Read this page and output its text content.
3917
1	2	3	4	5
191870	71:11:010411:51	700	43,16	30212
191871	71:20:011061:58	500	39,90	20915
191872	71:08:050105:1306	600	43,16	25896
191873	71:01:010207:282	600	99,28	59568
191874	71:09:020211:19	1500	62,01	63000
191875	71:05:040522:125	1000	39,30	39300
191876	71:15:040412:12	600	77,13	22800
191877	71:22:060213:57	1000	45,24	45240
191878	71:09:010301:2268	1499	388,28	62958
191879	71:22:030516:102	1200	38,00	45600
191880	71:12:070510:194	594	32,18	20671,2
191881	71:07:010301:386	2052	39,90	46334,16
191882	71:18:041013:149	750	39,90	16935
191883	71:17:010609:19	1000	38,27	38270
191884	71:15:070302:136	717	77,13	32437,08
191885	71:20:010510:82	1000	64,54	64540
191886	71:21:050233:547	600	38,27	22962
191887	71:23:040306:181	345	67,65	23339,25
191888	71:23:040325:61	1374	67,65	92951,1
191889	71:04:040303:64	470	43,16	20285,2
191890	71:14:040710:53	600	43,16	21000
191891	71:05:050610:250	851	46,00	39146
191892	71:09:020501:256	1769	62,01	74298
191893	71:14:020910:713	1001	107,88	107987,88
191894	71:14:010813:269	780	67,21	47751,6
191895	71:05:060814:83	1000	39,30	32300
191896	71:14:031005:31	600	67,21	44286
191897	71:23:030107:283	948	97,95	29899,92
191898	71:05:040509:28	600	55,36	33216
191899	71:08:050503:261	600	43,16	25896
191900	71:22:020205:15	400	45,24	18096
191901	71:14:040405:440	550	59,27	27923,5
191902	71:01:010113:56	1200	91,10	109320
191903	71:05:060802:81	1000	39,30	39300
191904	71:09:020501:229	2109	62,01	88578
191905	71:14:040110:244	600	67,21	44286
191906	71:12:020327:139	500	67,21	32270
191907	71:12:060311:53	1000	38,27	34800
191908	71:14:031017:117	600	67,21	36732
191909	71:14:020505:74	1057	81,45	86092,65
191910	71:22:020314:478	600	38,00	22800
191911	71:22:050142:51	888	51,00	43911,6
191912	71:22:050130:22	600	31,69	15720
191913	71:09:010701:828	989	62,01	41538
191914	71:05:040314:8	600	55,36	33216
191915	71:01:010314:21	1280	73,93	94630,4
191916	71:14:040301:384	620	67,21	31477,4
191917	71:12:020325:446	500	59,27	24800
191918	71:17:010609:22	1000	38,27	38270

◆ Written request:
Quote the entire listing above exactly.

◆ Reply:
Read this page and output its text content.
3917
1	2	3	4	5
191870	71:11:010411:51	700	43,16	30212
191871	71:20:011061:58	500	39,90	20915
191872	71:08:050105:1306	600	43,16	25896
191873	71:01:010207:282	600	99,28	59568
191874	71:09:020211:19	1500	62,01	63000
191875	71:05:040522:125	1000	39,30	39300
191876	71:15:040412:12	600	77,13	22800
191877	71:22:060213:57	1000	45,24	45240
191878	71:09:010301:2268	1499	388,28	62958
191879	71:22:030516:102	1200	38,00	45600
191880	71:12:070510:194	594	32,18	20671,2
191881	71:07:010301:386	2052	39,90	46334,16
191882	71:18:041013:149	750	39,90	16935
191883	71:17:010609:19	1000	38,27	38270
191884	71:15:070302:136	717	77,13	32437,08
191885	71:20:010510:82	1000	64,54	64540
191886	71:21:050233:547	600	38,27	22962
191887	71:23:040306:181	345	67,65	23339,25
191888	71:23:040325:61	1374	67,65	92951,1
191889	71:04:040303:64	470	43,16	20285,2
191890	71:14:040710:53	600	43,16	21000
191891	71:05:050610:250	851	46,00	39146
191892	71:09:020501:256	1769	62,01	74298
191893	71:14:020910:713	1001	107,88	107987,88
191894	71:14:010813:269	780	67,21	47751,6
191895	71:05:060814:83	1000	39,30	32300
191896	71:14:031005:31	600	67,21	44286
191897	71:23:030107:283	948	97,95	29899,92
191898	71:05:040509:28	600	55,36	33216
191899	71:08:050503:261	600	43,16	25896
191900	71:22:020205:15	400	45,24	18096
191901	71:14:040405:440	550	59,27	27923,5
191902	71:01:010113:56	1200	91,10	109320
191903	71:05:060802:81	1000	39,30	39300
191904	71:09:020501:229	2109	62,01	88578
191905	71:14:040110:244	600	67,21	44286
191906	71:12:020327:139	500	67,21	32270
191907	71:12:060311:53	1000	38,27	34800
191908	71:14:031017:117	600	67,21	36732
191909	71:14:020505:74	1057	81,45	86092,65
191910	71:22:020314:478	600	38,00	22800
191911	71:22:050142:51	888	51,00	43911,6
191912	71:22:050130:22	600	31,69	15720
191913	71:09:010701:828	989	62,01	41538
191914	71:05:040314:8	600	55,36	33216
191915	71:01:010314:21	1280	73,93	94630,4
191916	71:14:040301:384	620	67,21	31477,4
191917	71:12:020325:446	500	59,27	24800
191918	71:17:010609:22	1000	38,27	38270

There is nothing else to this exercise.